YOUR GOAL: Scan the following material for the string "Total" and copy each line in which it appears.

[Dataset records]
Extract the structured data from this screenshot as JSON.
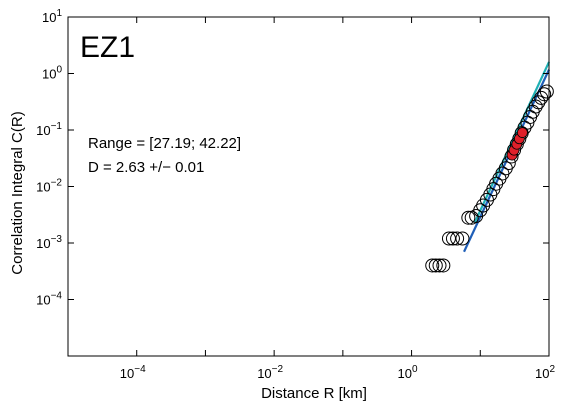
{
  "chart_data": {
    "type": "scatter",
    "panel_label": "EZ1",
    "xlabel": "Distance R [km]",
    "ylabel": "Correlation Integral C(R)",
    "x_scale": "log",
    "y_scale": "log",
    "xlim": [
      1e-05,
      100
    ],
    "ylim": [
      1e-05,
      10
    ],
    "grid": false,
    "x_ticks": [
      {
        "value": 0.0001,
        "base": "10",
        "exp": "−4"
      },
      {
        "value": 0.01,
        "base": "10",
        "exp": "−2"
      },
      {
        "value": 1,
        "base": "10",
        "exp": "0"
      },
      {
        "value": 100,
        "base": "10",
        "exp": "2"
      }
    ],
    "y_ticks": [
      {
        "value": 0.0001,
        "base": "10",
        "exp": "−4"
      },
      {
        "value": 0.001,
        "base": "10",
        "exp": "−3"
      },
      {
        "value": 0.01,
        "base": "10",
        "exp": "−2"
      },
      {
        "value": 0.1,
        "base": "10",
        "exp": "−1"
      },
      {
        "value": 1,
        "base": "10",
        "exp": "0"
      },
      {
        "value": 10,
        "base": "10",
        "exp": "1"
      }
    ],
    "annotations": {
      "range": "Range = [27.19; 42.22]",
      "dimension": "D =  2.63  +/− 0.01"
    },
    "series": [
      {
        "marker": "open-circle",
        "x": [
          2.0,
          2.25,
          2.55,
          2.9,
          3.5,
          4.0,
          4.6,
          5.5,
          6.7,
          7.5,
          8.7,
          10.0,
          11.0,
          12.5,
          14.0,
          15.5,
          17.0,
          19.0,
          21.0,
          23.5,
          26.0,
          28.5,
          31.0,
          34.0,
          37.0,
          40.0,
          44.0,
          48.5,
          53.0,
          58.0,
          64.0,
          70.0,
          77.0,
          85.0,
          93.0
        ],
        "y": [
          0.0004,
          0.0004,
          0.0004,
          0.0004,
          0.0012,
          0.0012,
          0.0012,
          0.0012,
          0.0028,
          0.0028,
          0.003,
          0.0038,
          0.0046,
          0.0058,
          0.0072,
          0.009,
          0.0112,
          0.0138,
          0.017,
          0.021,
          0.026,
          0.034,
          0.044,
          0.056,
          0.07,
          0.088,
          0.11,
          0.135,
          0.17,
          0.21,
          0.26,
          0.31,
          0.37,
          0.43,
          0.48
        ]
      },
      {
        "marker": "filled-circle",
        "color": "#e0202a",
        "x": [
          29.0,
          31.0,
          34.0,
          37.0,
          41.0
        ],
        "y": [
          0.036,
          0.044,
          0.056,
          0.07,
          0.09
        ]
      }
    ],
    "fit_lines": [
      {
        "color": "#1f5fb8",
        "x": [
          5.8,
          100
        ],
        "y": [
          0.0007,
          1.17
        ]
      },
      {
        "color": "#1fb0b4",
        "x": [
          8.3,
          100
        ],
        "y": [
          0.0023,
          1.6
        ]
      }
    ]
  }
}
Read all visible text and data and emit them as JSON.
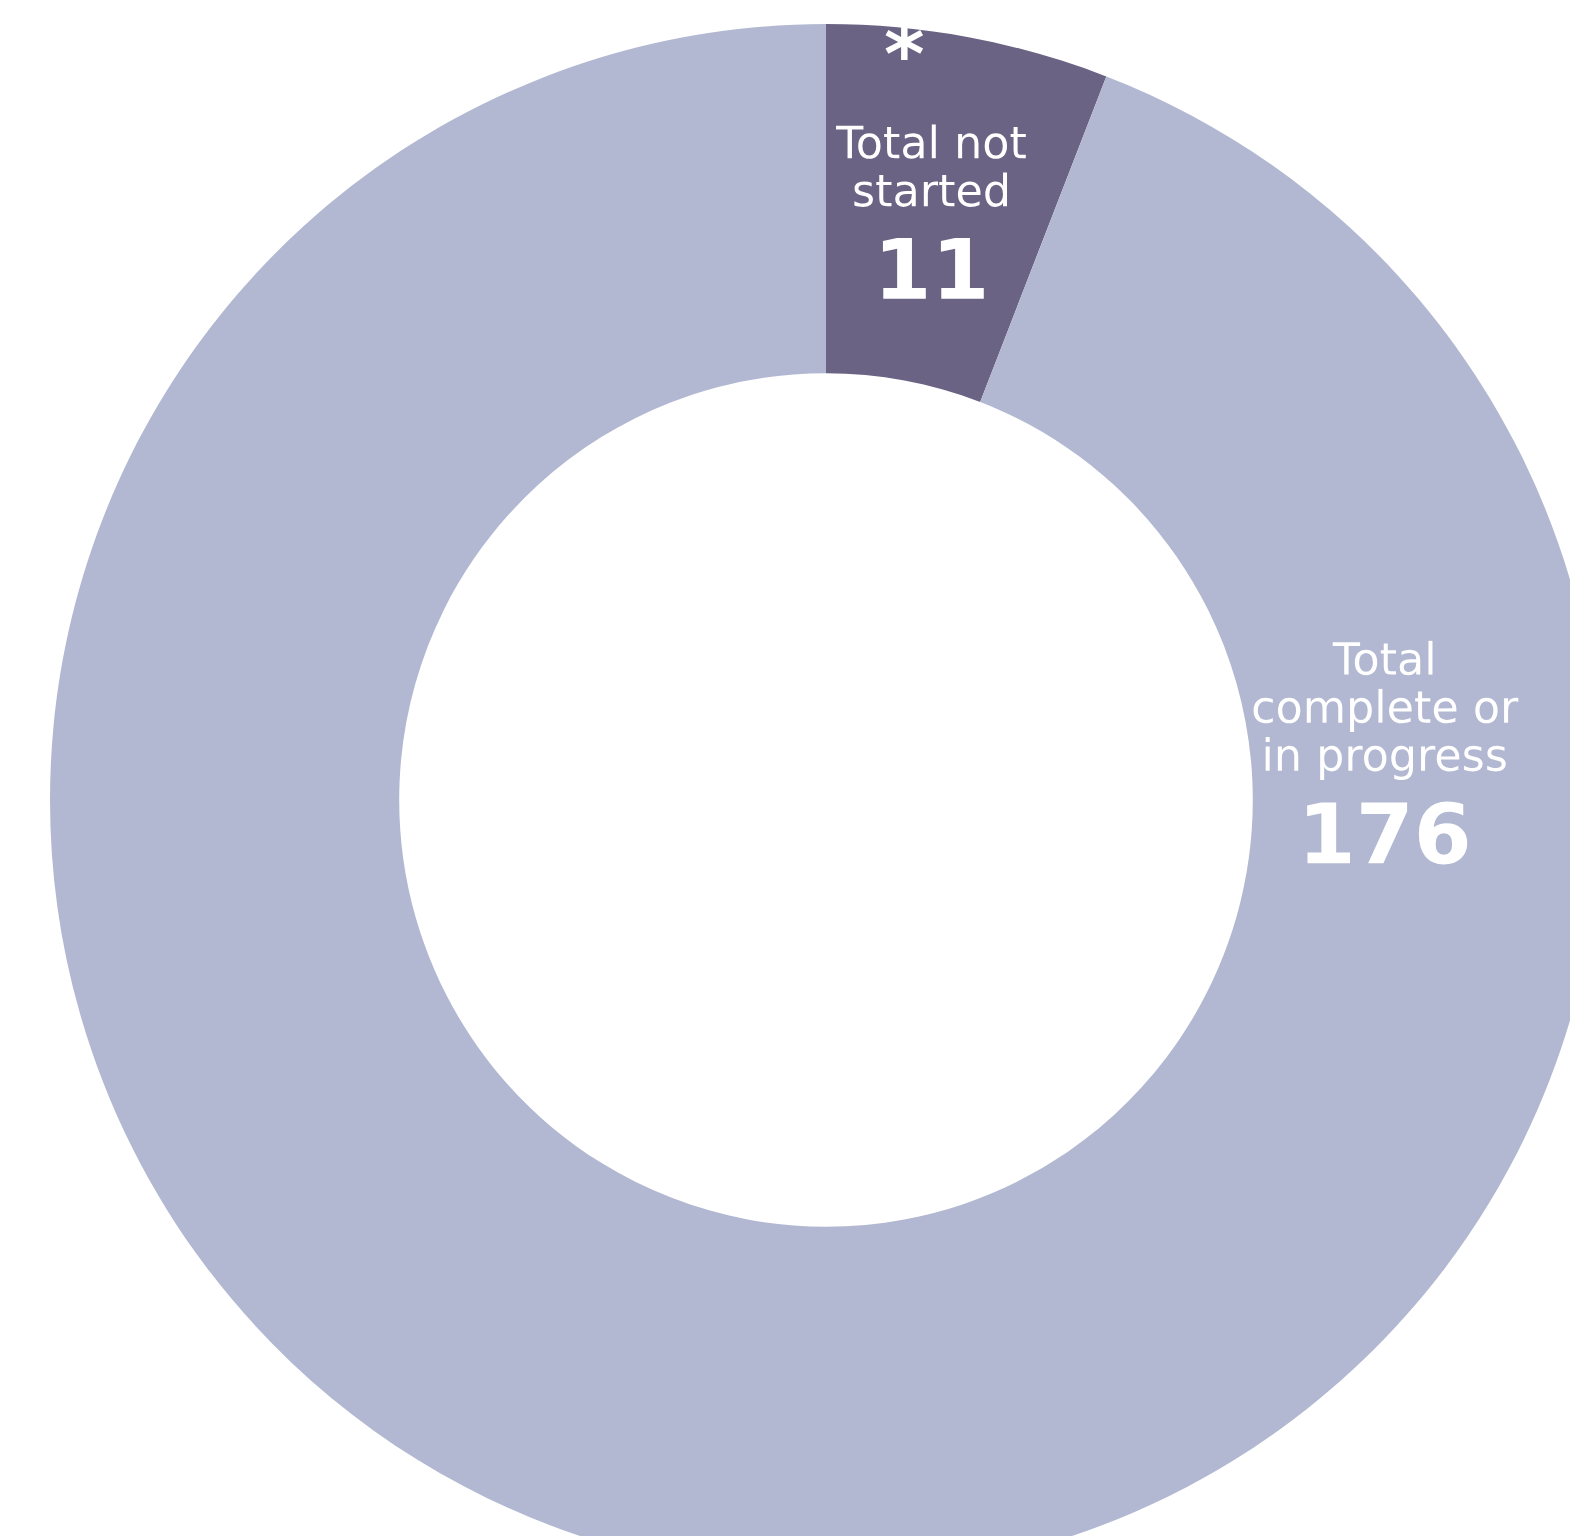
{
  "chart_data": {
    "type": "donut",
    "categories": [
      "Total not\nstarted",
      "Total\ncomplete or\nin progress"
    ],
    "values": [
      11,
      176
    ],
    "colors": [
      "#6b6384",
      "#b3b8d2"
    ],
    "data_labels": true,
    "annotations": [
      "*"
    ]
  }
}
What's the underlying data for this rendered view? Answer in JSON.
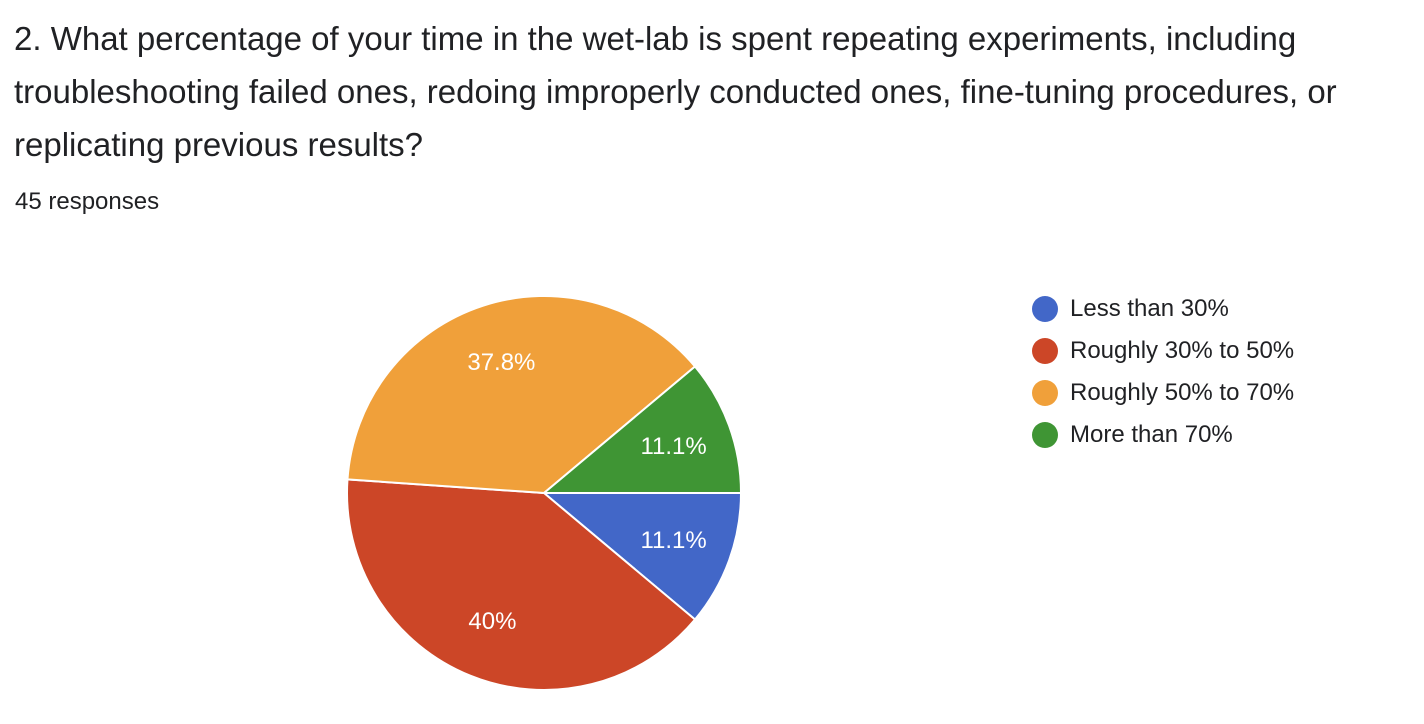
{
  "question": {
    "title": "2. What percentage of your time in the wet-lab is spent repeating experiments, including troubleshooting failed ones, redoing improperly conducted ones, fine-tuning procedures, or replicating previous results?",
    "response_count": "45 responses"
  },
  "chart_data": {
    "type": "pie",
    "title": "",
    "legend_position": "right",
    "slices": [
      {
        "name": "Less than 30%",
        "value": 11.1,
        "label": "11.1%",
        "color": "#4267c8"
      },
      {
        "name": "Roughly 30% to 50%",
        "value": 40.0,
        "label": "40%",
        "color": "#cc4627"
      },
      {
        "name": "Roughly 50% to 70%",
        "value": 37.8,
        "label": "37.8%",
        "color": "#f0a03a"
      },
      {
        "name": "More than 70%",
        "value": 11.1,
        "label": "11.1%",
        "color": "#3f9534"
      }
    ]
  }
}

EXERCISE SOLUTION:
      "Total not\nstarted",
      "Total\ncomplete or\nin progress"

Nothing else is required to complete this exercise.